## GOAL OF THE EXERCISE
Quote the entries word for word. Omit the pictures.

Saved entries
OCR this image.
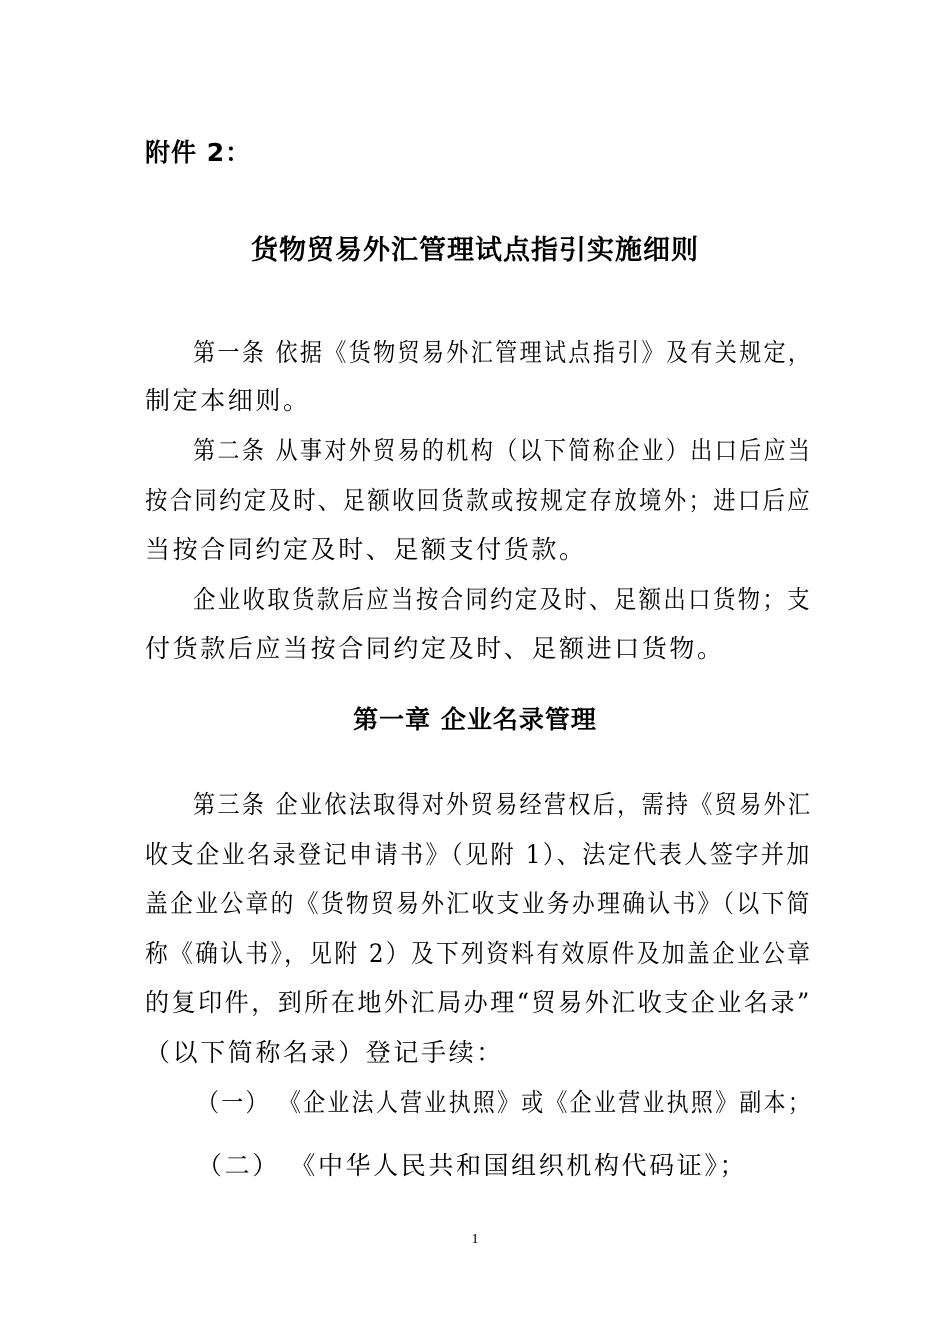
附件 2：

货物贸易外汇管理试点指引实施细则

第一条 依据《货物贸易外汇管理试点指引》及有关规定，

制定本细则。

第二条 从事对外贸易的机构（以下简称企业）出口后应当

按合同约定及时、足额收回货款或按规定存放境外；进口后应

当按合同约定及时、足额支付货款。

企业收取货款后应当按合同约定及时、足额出口货物；支

付货款后应当按合同约定及时、足额进口货物。

第一章 企业名录管理

第三条 企业依法取得对外贸易经营权后，需持《贸易外汇

收支企业名录登记申请书》（见附 1）、法定代表人签字并加

盖企业公章的《货物贸易外汇收支业务办理确认书》（以下简

称《确认书》，见附 2）及下列资料有效原件及加盖企业公章

的复印件，到所在地外汇局办理“贸易外汇收支企业名录”

（以下简称名录）登记手续：

（一） 《企业法人营业执照》或《企业营业执照》副本；

（二） 《中华人民共和国组织机构代码证》；

1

## ANSWER TO THE TASK
OCR this image.
附件 2：

货物贸易外汇管理试点指引实施细则

第一条 依据《货物贸易外汇管理试点指引》及有关规定，

制定本细则。

第二条 从事对外贸易的机构（以下简称企业）出口后应当

按合同约定及时、足额收回货款或按规定存放境外；进口后应

当按合同约定及时、足额支付货款。

企业收取货款后应当按合同约定及时、足额出口货物；支

付货款后应当按合同约定及时、足额进口货物。

第一章 企业名录管理

第三条 企业依法取得对外贸易经营权后，需持《贸易外汇

收支企业名录登记申请书》（见附 1）、法定代表人签字并加

盖企业公章的《货物贸易外汇收支业务办理确认书》（以下简

称《确认书》，见附 2）及下列资料有效原件及加盖企业公章

的复印件，到所在地外汇局办理“贸易外汇收支企业名录”

（以下简称名录）登记手续：

（一） 《企业法人营业执照》或《企业营业执照》副本；

（二） 《中华人民共和国组织机构代码证》；

1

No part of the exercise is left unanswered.